Extracted data entries:
★ ★ ★ ★ ★ ★ ★

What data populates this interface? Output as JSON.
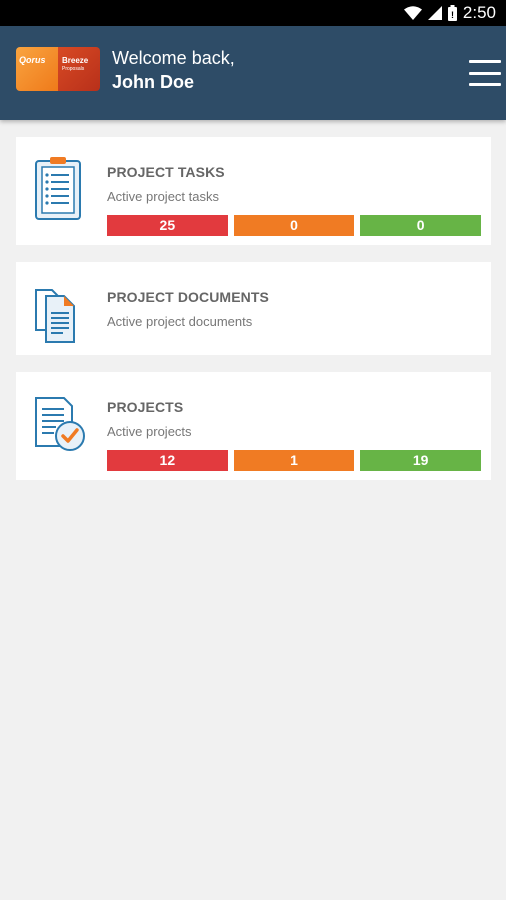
{
  "status_bar": {
    "time": "2:50",
    "icons": [
      "wifi-icon",
      "signal-icon",
      "battery-icon"
    ]
  },
  "header": {
    "logo": {
      "left_text": "Qorus",
      "right_text": "Breeze",
      "right_subtext": "Proposals"
    },
    "welcome_text": "Welcome back,",
    "user_name": "John Doe",
    "menu_icon": "hamburger-menu-icon",
    "background": "#2e4c67"
  },
  "cards": [
    {
      "title": "PROJECT TASKS",
      "subtitle": "Active project tasks",
      "counts": [
        "25",
        "0",
        "0"
      ],
      "icon": "clipboard-checklist-icon"
    },
    {
      "title": "PROJECT DOCUMENTS",
      "subtitle": "Active project documents",
      "icon": "documents-icon"
    },
    {
      "title": "PROJECTS",
      "subtitle": "Active projects",
      "counts": [
        "12",
        "1",
        "19"
      ],
      "icon": "document-check-icon"
    }
  ],
  "status_colors": {
    "red": "#e23a3e",
    "orange": "#f07b23",
    "green": "#67b446"
  }
}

★ ★ ★ ★ ★ ★ ★

Written problem
Repeat all of the data above word for word, minus the pictures.

Reply to the task
What data populates this interface? Output as JSON.
{
  "status_bar": {
    "time": "2:50",
    "icons": [
      "wifi-icon",
      "signal-icon",
      "battery-icon"
    ]
  },
  "header": {
    "logo": {
      "left_text": "Qorus",
      "right_text": "Breeze",
      "right_subtext": "Proposals"
    },
    "welcome_text": "Welcome back,",
    "user_name": "John Doe",
    "menu_icon": "hamburger-menu-icon",
    "background": "#2e4c67"
  },
  "cards": [
    {
      "title": "PROJECT TASKS",
      "subtitle": "Active project tasks",
      "counts": [
        "25",
        "0",
        "0"
      ],
      "icon": "clipboard-checklist-icon"
    },
    {
      "title": "PROJECT DOCUMENTS",
      "subtitle": "Active project documents",
      "icon": "documents-icon"
    },
    {
      "title": "PROJECTS",
      "subtitle": "Active projects",
      "counts": [
        "12",
        "1",
        "19"
      ],
      "icon": "document-check-icon"
    }
  ],
  "status_colors": {
    "red": "#e23a3e",
    "orange": "#f07b23",
    "green": "#67b446"
  }
}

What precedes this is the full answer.